§ **Exercise description**
An exact reproduction of the records is required, with all images left out.

§ **Provided information**

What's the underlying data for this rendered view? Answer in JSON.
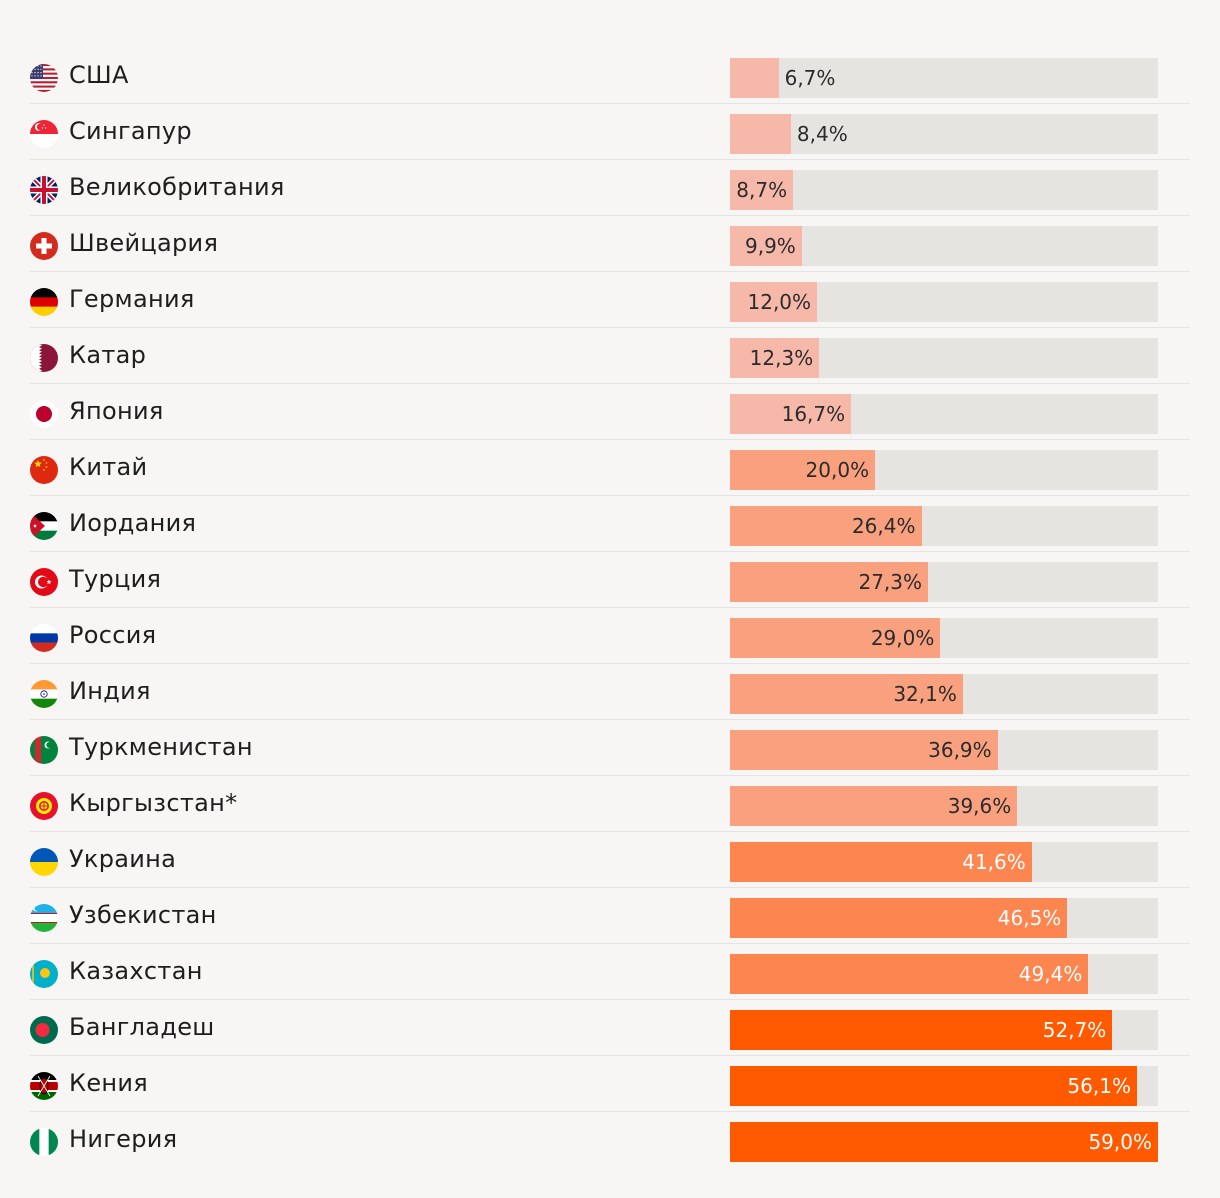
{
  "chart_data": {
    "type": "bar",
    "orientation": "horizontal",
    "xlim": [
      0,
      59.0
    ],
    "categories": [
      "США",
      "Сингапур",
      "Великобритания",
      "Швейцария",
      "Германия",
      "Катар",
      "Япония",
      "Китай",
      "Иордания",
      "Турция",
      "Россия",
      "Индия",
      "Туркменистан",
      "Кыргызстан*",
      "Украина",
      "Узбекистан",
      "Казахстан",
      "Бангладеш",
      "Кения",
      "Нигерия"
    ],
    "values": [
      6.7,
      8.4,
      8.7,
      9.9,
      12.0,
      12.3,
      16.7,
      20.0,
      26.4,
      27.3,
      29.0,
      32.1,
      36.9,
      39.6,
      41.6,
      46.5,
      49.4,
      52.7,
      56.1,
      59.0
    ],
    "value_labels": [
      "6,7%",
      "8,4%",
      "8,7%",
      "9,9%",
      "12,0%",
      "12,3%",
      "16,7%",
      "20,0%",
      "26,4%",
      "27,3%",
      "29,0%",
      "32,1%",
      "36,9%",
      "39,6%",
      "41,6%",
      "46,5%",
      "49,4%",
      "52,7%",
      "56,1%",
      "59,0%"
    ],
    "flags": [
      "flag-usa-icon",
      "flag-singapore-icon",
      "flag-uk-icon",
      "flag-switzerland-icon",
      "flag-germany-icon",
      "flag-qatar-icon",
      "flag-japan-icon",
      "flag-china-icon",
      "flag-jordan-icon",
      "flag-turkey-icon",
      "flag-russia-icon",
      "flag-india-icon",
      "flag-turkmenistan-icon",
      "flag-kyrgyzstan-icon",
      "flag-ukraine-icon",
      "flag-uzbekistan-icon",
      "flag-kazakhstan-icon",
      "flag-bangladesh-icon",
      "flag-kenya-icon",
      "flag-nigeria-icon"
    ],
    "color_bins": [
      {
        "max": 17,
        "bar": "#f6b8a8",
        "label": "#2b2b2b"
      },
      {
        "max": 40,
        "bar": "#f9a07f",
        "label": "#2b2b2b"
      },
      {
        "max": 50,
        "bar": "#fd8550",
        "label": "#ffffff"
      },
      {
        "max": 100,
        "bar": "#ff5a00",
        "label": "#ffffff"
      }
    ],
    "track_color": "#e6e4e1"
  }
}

§ **Solution for this exercise**
What's the underlying data for this rendered view? Answer in JSON.
{
  "chart_data": {
    "type": "bar",
    "orientation": "horizontal",
    "xlim": [
      0,
      59.0
    ],
    "categories": [
      "США",
      "Сингапур",
      "Великобритания",
      "Швейцария",
      "Германия",
      "Катар",
      "Япония",
      "Китай",
      "Иордания",
      "Турция",
      "Россия",
      "Индия",
      "Туркменистан",
      "Кыргызстан*",
      "Украина",
      "Узбекистан",
      "Казахстан",
      "Бангладеш",
      "Кения",
      "Нигерия"
    ],
    "values": [
      6.7,
      8.4,
      8.7,
      9.9,
      12.0,
      12.3,
      16.7,
      20.0,
      26.4,
      27.3,
      29.0,
      32.1,
      36.9,
      39.6,
      41.6,
      46.5,
      49.4,
      52.7,
      56.1,
      59.0
    ],
    "value_labels": [
      "6,7%",
      "8,4%",
      "8,7%",
      "9,9%",
      "12,0%",
      "12,3%",
      "16,7%",
      "20,0%",
      "26,4%",
      "27,3%",
      "29,0%",
      "32,1%",
      "36,9%",
      "39,6%",
      "41,6%",
      "46,5%",
      "49,4%",
      "52,7%",
      "56,1%",
      "59,0%"
    ],
    "flags": [
      "flag-usa-icon",
      "flag-singapore-icon",
      "flag-uk-icon",
      "flag-switzerland-icon",
      "flag-germany-icon",
      "flag-qatar-icon",
      "flag-japan-icon",
      "flag-china-icon",
      "flag-jordan-icon",
      "flag-turkey-icon",
      "flag-russia-icon",
      "flag-india-icon",
      "flag-turkmenistan-icon",
      "flag-kyrgyzstan-icon",
      "flag-ukraine-icon",
      "flag-uzbekistan-icon",
      "flag-kazakhstan-icon",
      "flag-bangladesh-icon",
      "flag-kenya-icon",
      "flag-nigeria-icon"
    ],
    "color_bins": [
      {
        "max": 17,
        "bar": "#f6b8a8",
        "label": "#2b2b2b"
      },
      {
        "max": 40,
        "bar": "#f9a07f",
        "label": "#2b2b2b"
      },
      {
        "max": 50,
        "bar": "#fd8550",
        "label": "#ffffff"
      },
      {
        "max": 100,
        "bar": "#ff5a00",
        "label": "#ffffff"
      }
    ],
    "track_color": "#e6e4e1"
  }
}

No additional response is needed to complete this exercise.